>>

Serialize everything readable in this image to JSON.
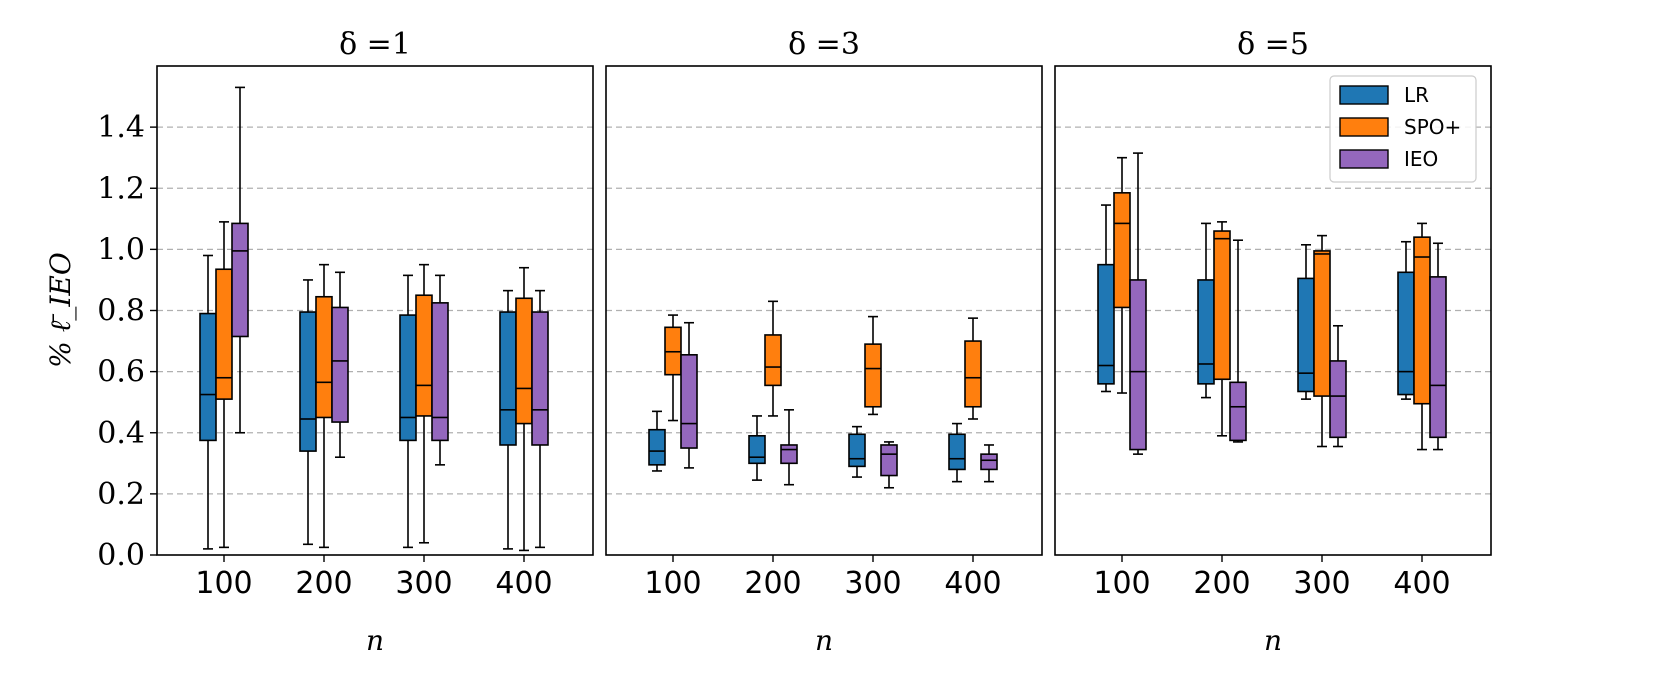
{
  "chart_data": {
    "type": "box",
    "ylabel": "% ℓ̄_IEO",
    "xlabel": "n",
    "ylim": [
      0.0,
      1.6
    ],
    "yticks": [
      0.0,
      0.2,
      0.4,
      0.6,
      0.8,
      1.0,
      1.2,
      1.4
    ],
    "ytick_labels": [
      "0.0",
      "0.2",
      "0.4",
      "0.6",
      "0.8",
      "1.0",
      "1.2",
      "1.4"
    ],
    "categories": [
      "100",
      "200",
      "300",
      "400"
    ],
    "grid": "y-dashed",
    "legend_position": "top-right",
    "series_names": [
      "LR",
      "SPO+",
      "IEO"
    ],
    "series_colors": [
      "#1f77b4",
      "#ff7f0e",
      "#9467bd"
    ],
    "panels": [
      {
        "title": "δ =1",
        "series": [
          {
            "name": "LR",
            "boxes": [
              {
                "min": 0.02,
                "q1": 0.375,
                "median": 0.525,
                "q3": 0.79,
                "max": 0.98
              },
              {
                "min": 0.035,
                "q1": 0.34,
                "median": 0.445,
                "q3": 0.795,
                "max": 0.9
              },
              {
                "min": 0.025,
                "q1": 0.375,
                "median": 0.45,
                "q3": 0.785,
                "max": 0.915
              },
              {
                "min": 0.02,
                "q1": 0.36,
                "median": 0.475,
                "q3": 0.795,
                "max": 0.865
              }
            ]
          },
          {
            "name": "SPO+",
            "boxes": [
              {
                "min": 0.025,
                "q1": 0.51,
                "median": 0.58,
                "q3": 0.935,
                "max": 1.09
              },
              {
                "min": 0.025,
                "q1": 0.45,
                "median": 0.565,
                "q3": 0.845,
                "max": 0.95
              },
              {
                "min": 0.04,
                "q1": 0.455,
                "median": 0.555,
                "q3": 0.85,
                "max": 0.95
              },
              {
                "min": 0.015,
                "q1": 0.43,
                "median": 0.545,
                "q3": 0.84,
                "max": 0.94
              }
            ]
          },
          {
            "name": "IEO",
            "boxes": [
              {
                "min": 0.4,
                "q1": 0.715,
                "median": 0.995,
                "q3": 1.085,
                "max": 1.53
              },
              {
                "min": 0.32,
                "q1": 0.435,
                "median": 0.635,
                "q3": 0.81,
                "max": 0.925
              },
              {
                "min": 0.295,
                "q1": 0.375,
                "median": 0.45,
                "q3": 0.825,
                "max": 0.915
              },
              {
                "min": 0.025,
                "q1": 0.36,
                "median": 0.475,
                "q3": 0.795,
                "max": 0.865
              }
            ]
          }
        ]
      },
      {
        "title": "δ =3",
        "series": [
          {
            "name": "LR",
            "boxes": [
              {
                "min": 0.275,
                "q1": 0.295,
                "median": 0.34,
                "q3": 0.41,
                "max": 0.47
              },
              {
                "min": 0.245,
                "q1": 0.3,
                "median": 0.32,
                "q3": 0.39,
                "max": 0.455
              },
              {
                "min": 0.255,
                "q1": 0.29,
                "median": 0.315,
                "q3": 0.395,
                "max": 0.42
              },
              {
                "min": 0.24,
                "q1": 0.28,
                "median": 0.315,
                "q3": 0.395,
                "max": 0.43
              }
            ]
          },
          {
            "name": "SPO+",
            "boxes": [
              {
                "min": 0.44,
                "q1": 0.59,
                "median": 0.665,
                "q3": 0.745,
                "max": 0.785
              },
              {
                "min": 0.455,
                "q1": 0.555,
                "median": 0.615,
                "q3": 0.72,
                "max": 0.83
              },
              {
                "min": 0.46,
                "q1": 0.485,
                "median": 0.61,
                "q3": 0.69,
                "max": 0.78
              },
              {
                "min": 0.445,
                "q1": 0.485,
                "median": 0.58,
                "q3": 0.7,
                "max": 0.775
              }
            ]
          },
          {
            "name": "IEO",
            "boxes": [
              {
                "min": 0.285,
                "q1": 0.35,
                "median": 0.43,
                "q3": 0.655,
                "max": 0.76
              },
              {
                "min": 0.23,
                "q1": 0.3,
                "median": 0.345,
                "q3": 0.36,
                "max": 0.475
              },
              {
                "min": 0.22,
                "q1": 0.26,
                "median": 0.33,
                "q3": 0.36,
                "max": 0.37
              },
              {
                "min": 0.24,
                "q1": 0.28,
                "median": 0.31,
                "q3": 0.33,
                "max": 0.36
              }
            ]
          }
        ]
      },
      {
        "title": "δ =5",
        "series": [
          {
            "name": "LR",
            "boxes": [
              {
                "min": 0.535,
                "q1": 0.56,
                "median": 0.62,
                "q3": 0.95,
                "max": 1.145
              },
              {
                "min": 0.515,
                "q1": 0.56,
                "median": 0.625,
                "q3": 0.9,
                "max": 1.085
              },
              {
                "min": 0.51,
                "q1": 0.535,
                "median": 0.595,
                "q3": 0.905,
                "max": 1.015
              },
              {
                "min": 0.51,
                "q1": 0.525,
                "median": 0.6,
                "q3": 0.925,
                "max": 1.025
              }
            ]
          },
          {
            "name": "SPO+",
            "boxes": [
              {
                "min": 0.53,
                "q1": 0.81,
                "median": 1.085,
                "q3": 1.185,
                "max": 1.3
              },
              {
                "min": 0.39,
                "q1": 0.575,
                "median": 1.035,
                "q3": 1.06,
                "max": 1.09
              },
              {
                "min": 0.355,
                "q1": 0.52,
                "median": 0.985,
                "q3": 0.995,
                "max": 1.045
              },
              {
                "min": 0.345,
                "q1": 0.495,
                "median": 0.975,
                "q3": 1.04,
                "max": 1.085
              }
            ]
          },
          {
            "name": "IEO",
            "boxes": [
              {
                "min": 0.33,
                "q1": 0.345,
                "median": 0.6,
                "q3": 0.9,
                "max": 1.315
              },
              {
                "min": 0.37,
                "q1": 0.375,
                "median": 0.485,
                "q3": 0.565,
                "max": 1.03
              },
              {
                "min": 0.355,
                "q1": 0.385,
                "median": 0.52,
                "q3": 0.635,
                "max": 0.75
              },
              {
                "min": 0.345,
                "q1": 0.385,
                "median": 0.555,
                "q3": 0.91,
                "max": 1.02
              }
            ]
          }
        ]
      }
    ]
  }
}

<<

--- TO BE DONE ---
Repeat each entry exactly as it appears; skip any picture.

--- THE SOLUTION ---
Serialize everything readable in this image to JSON.
{
  "chart_data": {
    "type": "box",
    "ylabel": "% ℓ̄_IEO",
    "xlabel": "n",
    "ylim": [
      0.0,
      1.6
    ],
    "yticks": [
      0.0,
      0.2,
      0.4,
      0.6,
      0.8,
      1.0,
      1.2,
      1.4
    ],
    "ytick_labels": [
      "0.0",
      "0.2",
      "0.4",
      "0.6",
      "0.8",
      "1.0",
      "1.2",
      "1.4"
    ],
    "categories": [
      "100",
      "200",
      "300",
      "400"
    ],
    "grid": "y-dashed",
    "legend_position": "top-right",
    "series_names": [
      "LR",
      "SPO+",
      "IEO"
    ],
    "series_colors": [
      "#1f77b4",
      "#ff7f0e",
      "#9467bd"
    ],
    "panels": [
      {
        "title": "δ =1",
        "series": [
          {
            "name": "LR",
            "boxes": [
              {
                "min": 0.02,
                "q1": 0.375,
                "median": 0.525,
                "q3": 0.79,
                "max": 0.98
              },
              {
                "min": 0.035,
                "q1": 0.34,
                "median": 0.445,
                "q3": 0.795,
                "max": 0.9
              },
              {
                "min": 0.025,
                "q1": 0.375,
                "median": 0.45,
                "q3": 0.785,
                "max": 0.915
              },
              {
                "min": 0.02,
                "q1": 0.36,
                "median": 0.475,
                "q3": 0.795,
                "max": 0.865
              }
            ]
          },
          {
            "name": "SPO+",
            "boxes": [
              {
                "min": 0.025,
                "q1": 0.51,
                "median": 0.58,
                "q3": 0.935,
                "max": 1.09
              },
              {
                "min": 0.025,
                "q1": 0.45,
                "median": 0.565,
                "q3": 0.845,
                "max": 0.95
              },
              {
                "min": 0.04,
                "q1": 0.455,
                "median": 0.555,
                "q3": 0.85,
                "max": 0.95
              },
              {
                "min": 0.015,
                "q1": 0.43,
                "median": 0.545,
                "q3": 0.84,
                "max": 0.94
              }
            ]
          },
          {
            "name": "IEO",
            "boxes": [
              {
                "min": 0.4,
                "q1": 0.715,
                "median": 0.995,
                "q3": 1.085,
                "max": 1.53
              },
              {
                "min": 0.32,
                "q1": 0.435,
                "median": 0.635,
                "q3": 0.81,
                "max": 0.925
              },
              {
                "min": 0.295,
                "q1": 0.375,
                "median": 0.45,
                "q3": 0.825,
                "max": 0.915
              },
              {
                "min": 0.025,
                "q1": 0.36,
                "median": 0.475,
                "q3": 0.795,
                "max": 0.865
              }
            ]
          }
        ]
      },
      {
        "title": "δ =3",
        "series": [
          {
            "name": "LR",
            "boxes": [
              {
                "min": 0.275,
                "q1": 0.295,
                "median": 0.34,
                "q3": 0.41,
                "max": 0.47
              },
              {
                "min": 0.245,
                "q1": 0.3,
                "median": 0.32,
                "q3": 0.39,
                "max": 0.455
              },
              {
                "min": 0.255,
                "q1": 0.29,
                "median": 0.315,
                "q3": 0.395,
                "max": 0.42
              },
              {
                "min": 0.24,
                "q1": 0.28,
                "median": 0.315,
                "q3": 0.395,
                "max": 0.43
              }
            ]
          },
          {
            "name": "SPO+",
            "boxes": [
              {
                "min": 0.44,
                "q1": 0.59,
                "median": 0.665,
                "q3": 0.745,
                "max": 0.785
              },
              {
                "min": 0.455,
                "q1": 0.555,
                "median": 0.615,
                "q3": 0.72,
                "max": 0.83
              },
              {
                "min": 0.46,
                "q1": 0.485,
                "median": 0.61,
                "q3": 0.69,
                "max": 0.78
              },
              {
                "min": 0.445,
                "q1": 0.485,
                "median": 0.58,
                "q3": 0.7,
                "max": 0.775
              }
            ]
          },
          {
            "name": "IEO",
            "boxes": [
              {
                "min": 0.285,
                "q1": 0.35,
                "median": 0.43,
                "q3": 0.655,
                "max": 0.76
              },
              {
                "min": 0.23,
                "q1": 0.3,
                "median": 0.345,
                "q3": 0.36,
                "max": 0.475
              },
              {
                "min": 0.22,
                "q1": 0.26,
                "median": 0.33,
                "q3": 0.36,
                "max": 0.37
              },
              {
                "min": 0.24,
                "q1": 0.28,
                "median": 0.31,
                "q3": 0.33,
                "max": 0.36
              }
            ]
          }
        ]
      },
      {
        "title": "δ =5",
        "series": [
          {
            "name": "LR",
            "boxes": [
              {
                "min": 0.535,
                "q1": 0.56,
                "median": 0.62,
                "q3": 0.95,
                "max": 1.145
              },
              {
                "min": 0.515,
                "q1": 0.56,
                "median": 0.625,
                "q3": 0.9,
                "max": 1.085
              },
              {
                "min": 0.51,
                "q1": 0.535,
                "median": 0.595,
                "q3": 0.905,
                "max": 1.015
              },
              {
                "min": 0.51,
                "q1": 0.525,
                "median": 0.6,
                "q3": 0.925,
                "max": 1.025
              }
            ]
          },
          {
            "name": "SPO+",
            "boxes": [
              {
                "min": 0.53,
                "q1": 0.81,
                "median": 1.085,
                "q3": 1.185,
                "max": 1.3
              },
              {
                "min": 0.39,
                "q1": 0.575,
                "median": 1.035,
                "q3": 1.06,
                "max": 1.09
              },
              {
                "min": 0.355,
                "q1": 0.52,
                "median": 0.985,
                "q3": 0.995,
                "max": 1.045
              },
              {
                "min": 0.345,
                "q1": 0.495,
                "median": 0.975,
                "q3": 1.04,
                "max": 1.085
              }
            ]
          },
          {
            "name": "IEO",
            "boxes": [
              {
                "min": 0.33,
                "q1": 0.345,
                "median": 0.6,
                "q3": 0.9,
                "max": 1.315
              },
              {
                "min": 0.37,
                "q1": 0.375,
                "median": 0.485,
                "q3": 0.565,
                "max": 1.03
              },
              {
                "min": 0.355,
                "q1": 0.385,
                "median": 0.52,
                "q3": 0.635,
                "max": 0.75
              },
              {
                "min": 0.345,
                "q1": 0.385,
                "median": 0.555,
                "q3": 0.91,
                "max": 1.02
              }
            ]
          }
        ]
      }
    ]
  }
}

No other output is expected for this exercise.